**REQUIRED TASK**
Write out every one of the rows below again, replacing "phone screenshot" with "mobile screenshot" and keeping everything else the same. Leave out the pictures.

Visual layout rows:
— Begin —
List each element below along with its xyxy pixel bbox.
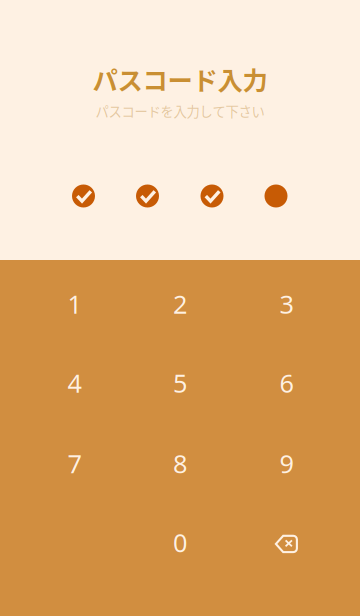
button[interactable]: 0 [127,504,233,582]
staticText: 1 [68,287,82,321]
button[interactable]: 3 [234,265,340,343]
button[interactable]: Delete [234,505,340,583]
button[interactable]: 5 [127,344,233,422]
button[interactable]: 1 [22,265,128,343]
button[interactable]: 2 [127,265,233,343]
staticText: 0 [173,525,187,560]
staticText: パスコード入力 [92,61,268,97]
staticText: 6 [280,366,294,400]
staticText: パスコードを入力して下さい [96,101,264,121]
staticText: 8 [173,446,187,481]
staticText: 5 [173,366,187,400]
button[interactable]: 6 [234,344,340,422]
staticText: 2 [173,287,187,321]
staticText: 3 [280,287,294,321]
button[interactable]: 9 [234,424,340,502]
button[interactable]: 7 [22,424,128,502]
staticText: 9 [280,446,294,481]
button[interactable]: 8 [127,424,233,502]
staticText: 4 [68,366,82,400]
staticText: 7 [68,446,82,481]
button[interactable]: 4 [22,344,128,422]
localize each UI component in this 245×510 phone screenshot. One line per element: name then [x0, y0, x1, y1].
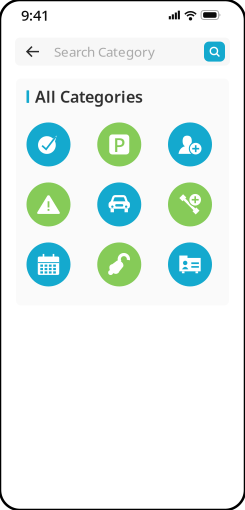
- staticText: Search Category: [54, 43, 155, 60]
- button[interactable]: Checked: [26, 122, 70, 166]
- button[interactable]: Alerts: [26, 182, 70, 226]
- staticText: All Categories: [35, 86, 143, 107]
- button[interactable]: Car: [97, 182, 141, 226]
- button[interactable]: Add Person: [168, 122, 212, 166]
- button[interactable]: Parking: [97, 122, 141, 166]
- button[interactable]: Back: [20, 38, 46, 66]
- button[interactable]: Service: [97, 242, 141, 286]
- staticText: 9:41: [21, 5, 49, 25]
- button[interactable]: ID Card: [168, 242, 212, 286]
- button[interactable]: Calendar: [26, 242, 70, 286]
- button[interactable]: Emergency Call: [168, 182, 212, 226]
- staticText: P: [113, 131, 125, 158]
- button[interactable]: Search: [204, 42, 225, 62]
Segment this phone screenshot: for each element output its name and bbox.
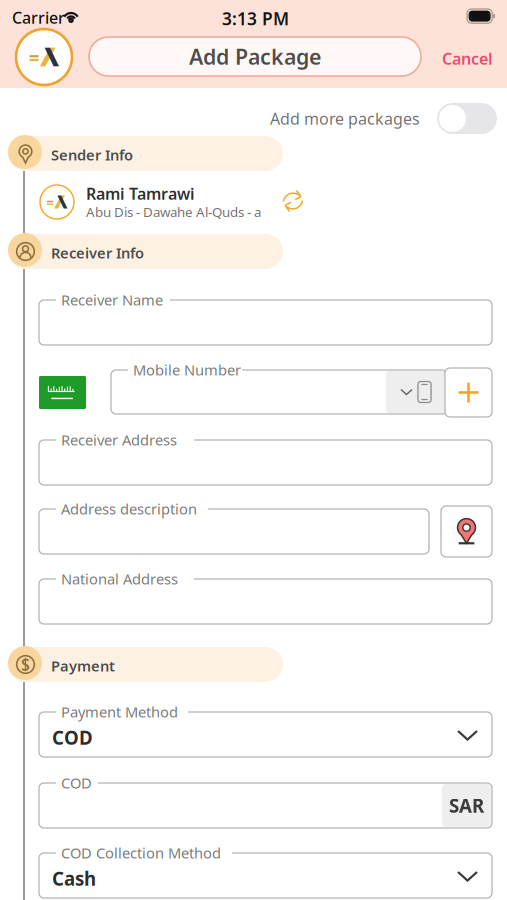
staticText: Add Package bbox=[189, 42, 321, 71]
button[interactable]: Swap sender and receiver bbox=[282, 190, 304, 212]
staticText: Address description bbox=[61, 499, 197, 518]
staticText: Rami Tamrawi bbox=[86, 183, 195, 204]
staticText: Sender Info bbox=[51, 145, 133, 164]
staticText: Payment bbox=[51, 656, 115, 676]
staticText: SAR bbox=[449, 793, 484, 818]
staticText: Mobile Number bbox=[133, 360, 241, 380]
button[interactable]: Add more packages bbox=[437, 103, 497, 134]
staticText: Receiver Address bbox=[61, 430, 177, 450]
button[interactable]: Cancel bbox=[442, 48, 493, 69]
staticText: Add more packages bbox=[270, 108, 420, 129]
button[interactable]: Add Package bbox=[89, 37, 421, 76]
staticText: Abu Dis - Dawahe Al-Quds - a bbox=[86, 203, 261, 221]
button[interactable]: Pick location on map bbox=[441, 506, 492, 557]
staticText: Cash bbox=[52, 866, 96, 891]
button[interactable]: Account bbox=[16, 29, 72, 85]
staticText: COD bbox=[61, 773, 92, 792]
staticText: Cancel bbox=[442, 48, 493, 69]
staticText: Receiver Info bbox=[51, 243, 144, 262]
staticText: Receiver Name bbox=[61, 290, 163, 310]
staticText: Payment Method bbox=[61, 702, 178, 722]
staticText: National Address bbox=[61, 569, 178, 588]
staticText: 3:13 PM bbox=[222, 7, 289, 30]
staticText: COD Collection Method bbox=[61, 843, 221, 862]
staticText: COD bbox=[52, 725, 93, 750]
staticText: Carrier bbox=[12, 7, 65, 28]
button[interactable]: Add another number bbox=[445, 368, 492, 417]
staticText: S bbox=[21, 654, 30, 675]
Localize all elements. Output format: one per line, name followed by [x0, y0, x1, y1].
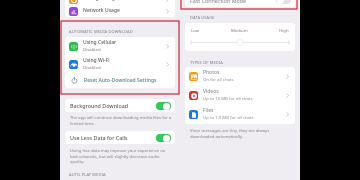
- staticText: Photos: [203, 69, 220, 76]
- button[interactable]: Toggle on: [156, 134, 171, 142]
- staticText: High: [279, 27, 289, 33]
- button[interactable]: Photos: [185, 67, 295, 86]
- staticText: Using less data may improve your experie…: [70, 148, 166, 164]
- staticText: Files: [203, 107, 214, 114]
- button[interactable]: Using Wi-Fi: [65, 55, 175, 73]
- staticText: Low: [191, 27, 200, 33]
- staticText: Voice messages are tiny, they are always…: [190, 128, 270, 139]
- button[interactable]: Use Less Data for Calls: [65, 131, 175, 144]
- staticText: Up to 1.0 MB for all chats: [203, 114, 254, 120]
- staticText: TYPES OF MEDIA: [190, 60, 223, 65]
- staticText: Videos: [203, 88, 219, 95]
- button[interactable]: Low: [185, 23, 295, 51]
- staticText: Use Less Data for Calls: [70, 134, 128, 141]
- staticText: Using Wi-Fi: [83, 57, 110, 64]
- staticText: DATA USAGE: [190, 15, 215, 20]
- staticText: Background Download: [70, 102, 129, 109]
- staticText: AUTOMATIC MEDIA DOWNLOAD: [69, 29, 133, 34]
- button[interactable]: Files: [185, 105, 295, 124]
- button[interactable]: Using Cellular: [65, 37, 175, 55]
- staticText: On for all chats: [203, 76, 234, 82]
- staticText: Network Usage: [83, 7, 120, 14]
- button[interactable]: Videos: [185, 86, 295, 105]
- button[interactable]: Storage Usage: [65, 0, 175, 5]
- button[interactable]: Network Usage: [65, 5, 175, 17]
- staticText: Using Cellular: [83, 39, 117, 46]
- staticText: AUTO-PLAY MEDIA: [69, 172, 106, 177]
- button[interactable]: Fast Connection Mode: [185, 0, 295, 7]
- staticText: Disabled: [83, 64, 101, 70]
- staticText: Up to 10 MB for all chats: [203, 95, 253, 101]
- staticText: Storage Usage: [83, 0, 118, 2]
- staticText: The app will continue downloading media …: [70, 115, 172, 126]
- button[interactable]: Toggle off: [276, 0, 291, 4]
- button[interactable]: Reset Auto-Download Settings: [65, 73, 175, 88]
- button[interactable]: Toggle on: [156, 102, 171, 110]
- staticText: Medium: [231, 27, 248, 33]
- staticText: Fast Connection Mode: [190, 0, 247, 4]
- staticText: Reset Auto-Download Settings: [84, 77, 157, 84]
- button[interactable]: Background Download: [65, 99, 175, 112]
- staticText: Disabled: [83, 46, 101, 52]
— End —
**CORRECT ANSWER**
List each element below along with its xyxy pixel bbox.
button[interactable]: 0 [127,504,233,582]
staticText: 1 [68,287,82,321]
button[interactable]: 3 [234,265,340,343]
button[interactable]: Delete [234,505,340,583]
button[interactable]: 5 [127,344,233,422]
button[interactable]: 1 [22,265,128,343]
button[interactable]: 2 [127,265,233,343]
staticText: 0 [173,525,187,560]
staticText: パスコード入力 [92,61,268,97]
staticText: 6 [280,366,294,400]
staticText: パスコードを入力して下さい [96,101,264,121]
staticText: 8 [173,446,187,481]
staticText: 5 [173,366,187,400]
button[interactable]: 6 [234,344,340,422]
staticText: 2 [173,287,187,321]
staticText: 3 [280,287,294,321]
button[interactable]: 9 [234,424,340,502]
button[interactable]: 7 [22,424,128,502]
staticText: 9 [280,446,294,481]
button[interactable]: 8 [127,424,233,502]
staticText: 4 [68,366,82,400]
staticText: 7 [68,446,82,481]
button[interactable]: 4 [22,344,128,422]
localize each UI component in this 245×510 mobile screenshot. One line per element: name then [x0, y0, x1, y1].
- staticText: Search Category: [54, 43, 155, 60]
- button[interactable]: Checked: [26, 122, 70, 166]
- button[interactable]: Alerts: [26, 182, 70, 226]
- staticText: All Categories: [35, 86, 143, 107]
- button[interactable]: Car: [97, 182, 141, 226]
- button[interactable]: Add Person: [168, 122, 212, 166]
- button[interactable]: Parking: [97, 122, 141, 166]
- button[interactable]: Back: [20, 38, 46, 66]
- button[interactable]: Service: [97, 242, 141, 286]
- staticText: 9:41: [21, 5, 49, 25]
- button[interactable]: ID Card: [168, 242, 212, 286]
- button[interactable]: Calendar: [26, 242, 70, 286]
- button[interactable]: Emergency Call: [168, 182, 212, 226]
- staticText: P: [113, 131, 125, 158]
- button[interactable]: Search: [204, 42, 225, 62]
Segment this mobile screenshot: for each element output its name and bbox.
staticText: Add Package bbox=[189, 42, 321, 71]
button[interactable]: Swap sender and receiver bbox=[282, 190, 304, 212]
staticText: Address description bbox=[61, 499, 197, 518]
staticText: Rami Tamrawi bbox=[86, 183, 195, 204]
staticText: Sender Info bbox=[51, 145, 133, 164]
staticText: Payment bbox=[51, 656, 115, 676]
staticText: SAR bbox=[449, 793, 484, 818]
staticText: Mobile Number bbox=[133, 360, 241, 380]
button[interactable]: Add more packages bbox=[437, 103, 497, 134]
staticText: Receiver Address bbox=[61, 430, 177, 450]
button[interactable]: Cancel bbox=[442, 48, 493, 69]
staticText: Add more packages bbox=[270, 108, 420, 129]
button[interactable]: Add Package bbox=[89, 37, 421, 76]
staticText: Abu Dis - Dawahe Al-Quds - a bbox=[86, 203, 261, 221]
button[interactable]: Pick location on map bbox=[441, 506, 492, 557]
staticText: Cash bbox=[52, 866, 96, 891]
button[interactable]: Account bbox=[16, 29, 72, 85]
staticText: COD bbox=[61, 773, 92, 792]
staticText: Cancel bbox=[442, 48, 493, 69]
staticText: Receiver Info bbox=[51, 243, 144, 262]
staticText: Receiver Name bbox=[61, 290, 163, 310]
staticText: Payment Method bbox=[61, 702, 178, 722]
staticText: National Address bbox=[61, 569, 178, 588]
staticText: 3:13 PM bbox=[222, 7, 289, 30]
staticText: COD Collection Method bbox=[61, 843, 221, 862]
staticText: COD bbox=[52, 725, 93, 750]
staticText: Carrier bbox=[12, 7, 65, 28]
button[interactable]: Add another number bbox=[445, 368, 492, 417]
staticText: S bbox=[21, 654, 30, 675]
Localize all elements. Output format: one per line, name followed by [x0, y0, x1, y1].
- staticText: Photos: [203, 69, 220, 76]
- button[interactable]: Toggle on: [156, 134, 171, 142]
- staticText: High: [279, 27, 289, 33]
- button[interactable]: Photos: [185, 67, 295, 86]
- staticText: Using less data may improve your experie…: [70, 148, 166, 164]
- staticText: Files: [203, 107, 214, 114]
- button[interactable]: Using Wi-Fi: [65, 55, 175, 73]
- staticText: Low: [191, 27, 200, 33]
- staticText: Voice messages are tiny, they are always…: [190, 128, 270, 139]
- button[interactable]: Use Less Data for Calls: [65, 131, 175, 144]
- staticText: Up to 1.0 MB for all chats: [203, 114, 254, 120]
- staticText: TYPES OF MEDIA: [190, 60, 223, 65]
- staticText: Videos: [203, 88, 219, 95]
- button[interactable]: Low: [185, 23, 295, 51]
- staticText: Use Less Data for Calls: [70, 134, 128, 141]
- staticText: Using Wi-Fi: [83, 57, 110, 64]
- staticText: DATA USAGE: [190, 15, 215, 20]
- staticText: Background Download: [70, 102, 129, 109]
- staticText: AUTOMATIC MEDIA DOWNLOAD: [69, 29, 133, 34]
- button[interactable]: Files: [185, 105, 295, 124]
- button[interactable]: Using Cellular: [65, 37, 175, 55]
- staticText: On for all chats: [203, 76, 234, 82]
- staticText: Network Usage: [83, 7, 120, 14]
- button[interactable]: Videos: [185, 86, 295, 105]
- button[interactable]: Storage Usage: [65, 0, 175, 5]
- button[interactable]: Network Usage: [65, 5, 175, 17]
- staticText: Using Cellular: [83, 39, 117, 46]
- staticText: AUTO-PLAY MEDIA: [69, 172, 106, 177]
- button[interactable]: Fast Connection Mode: [185, 0, 295, 7]
- staticText: Disabled: [83, 64, 101, 70]
- staticText: Up to 10 MB for all chats: [203, 95, 253, 101]
- staticText: Storage Usage: [83, 0, 118, 2]
- staticText: The app will continue downloading media …: [70, 115, 172, 126]
- button[interactable]: Toggle off: [276, 0, 291, 4]
- button[interactable]: Reset Auto-Download Settings: [65, 73, 175, 88]
- button[interactable]: Toggle on: [156, 102, 171, 110]
- staticText: Medium: [231, 27, 248, 33]
- staticText: Fast Connection Mode: [190, 0, 247, 4]
- staticText: Reset Auto-Download Settings: [84, 77, 157, 84]
- button[interactable]: Background Download: [65, 99, 175, 112]
- staticText: Disabled: [83, 46, 101, 52]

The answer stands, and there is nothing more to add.